**Work to complete**
Give every line from the entries that contains "marker".

**Material**

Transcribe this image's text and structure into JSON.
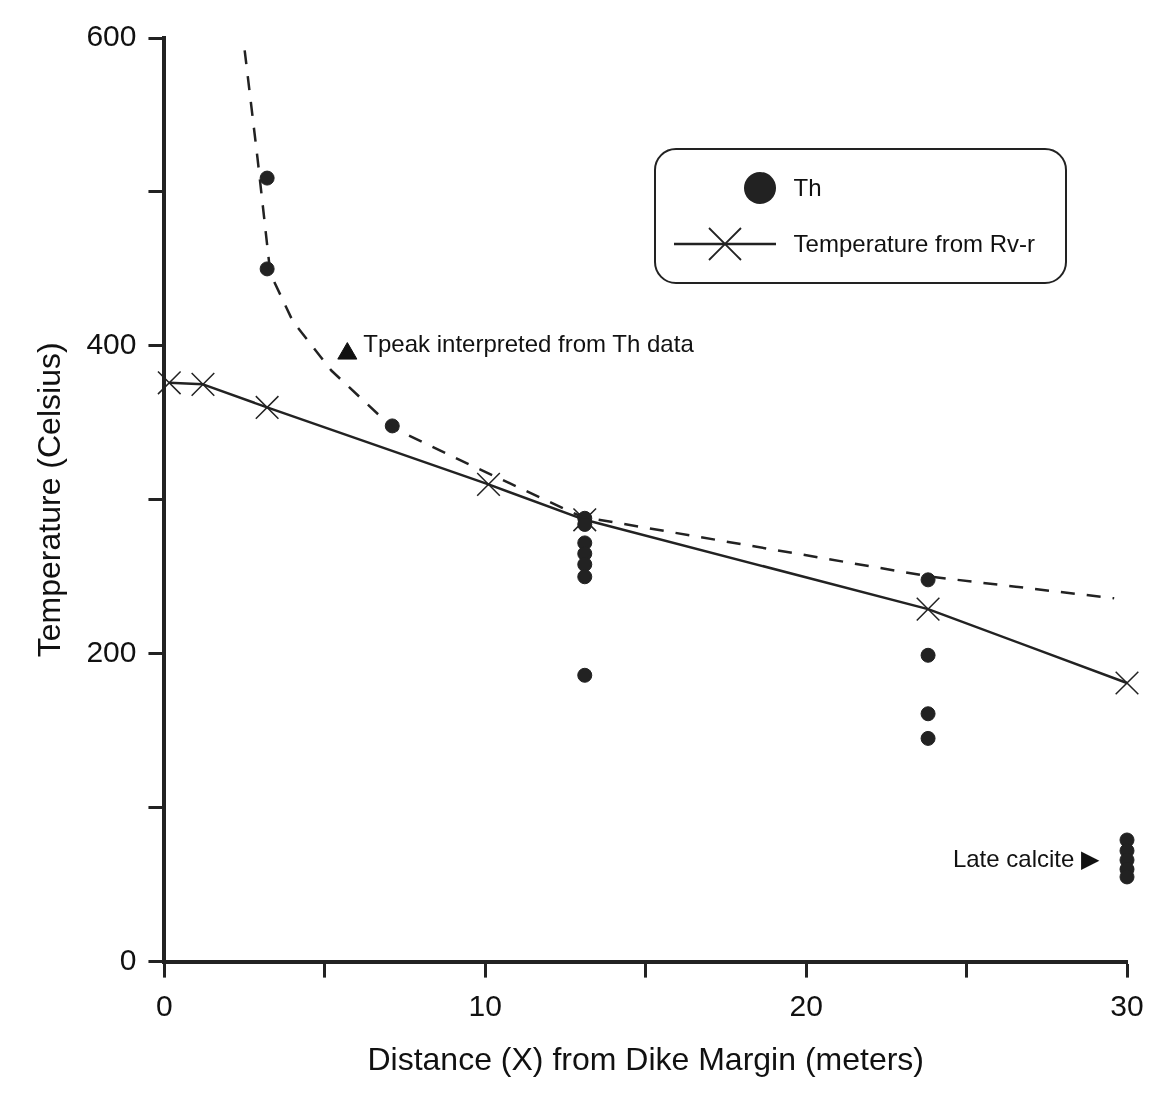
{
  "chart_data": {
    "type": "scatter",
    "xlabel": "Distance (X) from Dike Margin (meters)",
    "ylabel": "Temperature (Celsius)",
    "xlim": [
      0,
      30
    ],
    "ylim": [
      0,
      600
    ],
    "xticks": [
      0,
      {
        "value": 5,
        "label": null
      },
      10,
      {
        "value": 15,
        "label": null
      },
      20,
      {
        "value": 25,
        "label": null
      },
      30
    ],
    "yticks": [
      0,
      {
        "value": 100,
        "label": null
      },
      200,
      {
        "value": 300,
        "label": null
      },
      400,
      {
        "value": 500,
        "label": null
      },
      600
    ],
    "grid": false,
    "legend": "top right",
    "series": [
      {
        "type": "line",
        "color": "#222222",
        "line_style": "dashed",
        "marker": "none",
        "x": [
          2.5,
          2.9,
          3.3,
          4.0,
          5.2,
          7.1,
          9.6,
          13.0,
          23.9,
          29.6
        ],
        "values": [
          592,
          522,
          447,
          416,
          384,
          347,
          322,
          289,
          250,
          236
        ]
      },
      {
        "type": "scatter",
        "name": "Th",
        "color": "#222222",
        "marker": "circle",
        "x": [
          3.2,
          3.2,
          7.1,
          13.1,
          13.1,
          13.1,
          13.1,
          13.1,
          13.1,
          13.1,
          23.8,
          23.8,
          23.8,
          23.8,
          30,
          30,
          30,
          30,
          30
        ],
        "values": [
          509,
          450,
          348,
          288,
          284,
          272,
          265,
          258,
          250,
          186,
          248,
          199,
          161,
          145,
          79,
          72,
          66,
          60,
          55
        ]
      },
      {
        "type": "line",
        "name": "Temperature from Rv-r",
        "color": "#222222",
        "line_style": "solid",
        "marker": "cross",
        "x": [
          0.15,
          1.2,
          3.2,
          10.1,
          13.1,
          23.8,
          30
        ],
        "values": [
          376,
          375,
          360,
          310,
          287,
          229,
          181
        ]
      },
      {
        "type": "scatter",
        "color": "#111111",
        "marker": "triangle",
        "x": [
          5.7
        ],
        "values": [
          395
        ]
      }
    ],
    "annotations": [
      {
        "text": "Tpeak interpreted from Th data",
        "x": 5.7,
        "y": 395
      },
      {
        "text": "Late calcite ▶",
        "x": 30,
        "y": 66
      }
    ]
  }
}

**Response**
        "marker": "none",
        "marker": "circle",
        "marker": "cross",
        "marker": "triangle",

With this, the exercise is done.